■ Document excerpt:
____

WWDC 2026 Is 26 Days Away. This Is Your iOS Developer Pre-Flight Checklist.
You know that scene in The Martian where Matt Damon realizes he’s alone on Mars, takes one breath, and then opens a checklist? He doesn’t panic. He doesn’t write a blog post about how NASA abandoned him. He starts ticking boxes. Potatoes. Water reclamation. Duct tape everything.
That’s you right now. WWDC 2026 is 26 days away. The keynote lands June 8. And if you haven’t looked at the leaks, the reports, and the increasingly non-subtle hints Apple has been dropping, your codebase might be sitting on a pile of deprecation warnings that are about to become deprecation obituaries.
I went through every credible report, every leaked detail, every suspiciously specific Gurman sentence. Here’s the pre-flight checklist — five things you should be doing this week, not during the keynote livestream while pretending to take notes.
1. SiriKit is getting its retirement party. Move to App Intents.
This is the big one, and if you’ve been reading this blog, you saw it coming. We called it two weeks ago: App Intents are the new SEO, and SiriKit is the old phone book nobody opens anymore.
Multiple reports now point to a formal SiriKit deprecation notice at WWDC 2026. Apple typically gives you 2-3 years before deprecated frameworks actually stop working, so it’s not an emergency — it’s a deadline with a very generous countdown timer that most developers will ignore until year three.
Don’t be that developer.
What to do this week: Open your project, search for import Intents. If you find it, you have work to do. The migration to AppIntent protocol isn’t a rewrite — it’s a restructure. Your intent definitions get shorter, your parameter handling gets cleaner, and suddenly Siri can actually find your app. We wrote a complete walkthrough with real code if you want the step-by-step.
2. Core ML is becoming Core AI. Isolate your ML code now.
Apple’s Core ML framework shipped in 2017. It was built for a world where “AI” meant image classification and sentiment analysis. We’re not in that world anymore, and Apple knows it.
Reports from Bloomberg’s Mark Gurman and 9to5Mac point to a Core AI framework in iOS 27 — built for LLMs and generative AI, supporting both on-device and cloud-based models, with the system deciding where to run inference based on performance and privacy.

____

■ Supplied material:
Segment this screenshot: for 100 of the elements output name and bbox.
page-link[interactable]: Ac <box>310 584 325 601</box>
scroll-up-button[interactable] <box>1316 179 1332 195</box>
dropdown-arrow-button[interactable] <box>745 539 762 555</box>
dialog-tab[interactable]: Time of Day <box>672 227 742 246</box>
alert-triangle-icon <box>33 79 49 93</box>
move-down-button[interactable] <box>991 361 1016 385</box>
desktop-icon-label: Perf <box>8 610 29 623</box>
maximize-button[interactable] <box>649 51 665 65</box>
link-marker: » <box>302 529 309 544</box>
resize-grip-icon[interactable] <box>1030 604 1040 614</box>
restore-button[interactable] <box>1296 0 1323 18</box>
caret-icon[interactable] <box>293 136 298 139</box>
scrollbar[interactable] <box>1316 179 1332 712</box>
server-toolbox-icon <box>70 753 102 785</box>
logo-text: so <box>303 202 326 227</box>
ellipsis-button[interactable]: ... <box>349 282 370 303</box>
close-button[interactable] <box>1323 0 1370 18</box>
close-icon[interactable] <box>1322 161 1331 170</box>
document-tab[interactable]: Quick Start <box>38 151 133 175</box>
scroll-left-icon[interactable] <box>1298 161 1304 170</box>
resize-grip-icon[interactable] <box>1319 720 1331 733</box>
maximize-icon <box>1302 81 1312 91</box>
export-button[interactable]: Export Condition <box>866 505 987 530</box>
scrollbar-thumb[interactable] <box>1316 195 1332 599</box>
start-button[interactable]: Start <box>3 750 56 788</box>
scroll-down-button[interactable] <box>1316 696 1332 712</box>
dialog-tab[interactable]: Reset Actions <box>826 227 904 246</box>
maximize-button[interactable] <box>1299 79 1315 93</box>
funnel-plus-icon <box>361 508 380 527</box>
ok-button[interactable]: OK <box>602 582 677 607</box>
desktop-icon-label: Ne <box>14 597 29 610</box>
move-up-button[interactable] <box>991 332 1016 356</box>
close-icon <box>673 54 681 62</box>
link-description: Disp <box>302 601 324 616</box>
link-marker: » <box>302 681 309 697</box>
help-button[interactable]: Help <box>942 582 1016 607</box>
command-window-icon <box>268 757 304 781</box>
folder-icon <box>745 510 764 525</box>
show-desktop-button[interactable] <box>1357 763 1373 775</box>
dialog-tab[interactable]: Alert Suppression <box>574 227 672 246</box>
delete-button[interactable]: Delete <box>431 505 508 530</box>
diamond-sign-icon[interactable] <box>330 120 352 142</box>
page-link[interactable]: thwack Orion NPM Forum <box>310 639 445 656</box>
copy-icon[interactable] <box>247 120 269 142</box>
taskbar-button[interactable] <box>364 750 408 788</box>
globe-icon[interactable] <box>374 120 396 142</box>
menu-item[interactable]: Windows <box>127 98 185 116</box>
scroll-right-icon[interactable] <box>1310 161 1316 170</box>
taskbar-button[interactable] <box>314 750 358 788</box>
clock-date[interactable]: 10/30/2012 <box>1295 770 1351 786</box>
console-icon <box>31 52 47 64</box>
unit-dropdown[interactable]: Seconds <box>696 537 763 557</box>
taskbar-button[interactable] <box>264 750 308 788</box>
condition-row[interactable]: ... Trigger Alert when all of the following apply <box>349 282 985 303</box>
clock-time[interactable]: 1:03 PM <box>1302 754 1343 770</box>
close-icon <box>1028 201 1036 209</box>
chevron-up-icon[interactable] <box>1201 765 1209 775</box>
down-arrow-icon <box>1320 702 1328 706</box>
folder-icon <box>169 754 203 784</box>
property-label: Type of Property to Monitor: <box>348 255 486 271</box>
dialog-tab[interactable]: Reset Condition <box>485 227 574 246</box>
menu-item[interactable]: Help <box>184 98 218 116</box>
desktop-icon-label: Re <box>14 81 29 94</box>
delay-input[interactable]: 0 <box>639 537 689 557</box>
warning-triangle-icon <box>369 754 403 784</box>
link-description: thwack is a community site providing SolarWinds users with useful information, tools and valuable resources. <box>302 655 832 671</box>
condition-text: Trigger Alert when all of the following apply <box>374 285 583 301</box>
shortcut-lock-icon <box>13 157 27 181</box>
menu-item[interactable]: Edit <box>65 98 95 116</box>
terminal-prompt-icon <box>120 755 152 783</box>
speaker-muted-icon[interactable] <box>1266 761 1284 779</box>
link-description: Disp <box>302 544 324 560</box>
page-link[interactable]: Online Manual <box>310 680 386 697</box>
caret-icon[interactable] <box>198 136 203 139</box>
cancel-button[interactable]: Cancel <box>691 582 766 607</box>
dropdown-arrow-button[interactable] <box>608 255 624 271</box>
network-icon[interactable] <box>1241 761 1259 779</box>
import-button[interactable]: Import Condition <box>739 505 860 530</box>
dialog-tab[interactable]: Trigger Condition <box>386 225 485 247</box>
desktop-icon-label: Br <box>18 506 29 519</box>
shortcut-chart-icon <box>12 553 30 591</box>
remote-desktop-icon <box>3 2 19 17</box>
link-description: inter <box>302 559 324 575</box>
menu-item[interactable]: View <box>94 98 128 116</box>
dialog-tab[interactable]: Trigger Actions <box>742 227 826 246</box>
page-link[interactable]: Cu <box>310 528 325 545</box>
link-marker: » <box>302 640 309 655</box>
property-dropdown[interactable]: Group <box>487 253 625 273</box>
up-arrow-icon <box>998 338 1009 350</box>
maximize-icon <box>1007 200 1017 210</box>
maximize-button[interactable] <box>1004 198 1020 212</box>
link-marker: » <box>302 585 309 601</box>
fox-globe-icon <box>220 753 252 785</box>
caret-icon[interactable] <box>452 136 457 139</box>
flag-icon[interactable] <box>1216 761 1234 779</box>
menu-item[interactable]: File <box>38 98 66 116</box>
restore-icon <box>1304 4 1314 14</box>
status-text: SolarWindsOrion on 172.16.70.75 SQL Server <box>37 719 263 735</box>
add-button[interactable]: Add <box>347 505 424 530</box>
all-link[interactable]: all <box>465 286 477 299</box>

____

■ Problem statement:
Copy the passage of the WWDC 2026 checklist post starting at "That’s you right" and ending at "to take notes.". The rows can be set aside; nothing here depends on them.

■ Task output:
That’s you right now. WWDC 2026 is 26 days away. The keynote lands June 8. And if you haven’t looked at the leaks, the reports, and the increasingly non-subtle hints Apple has been dropping, your codebase might be sitting on a pile of deprecation warnings that are about to become deprecation obituaries.
I went through every credible report, every leaked detail, every suspiciously specific Gurman sentence. Here’s the pre-flight checklist — five things you should be doing this week, not during the keynote livestream while pretending to take notes.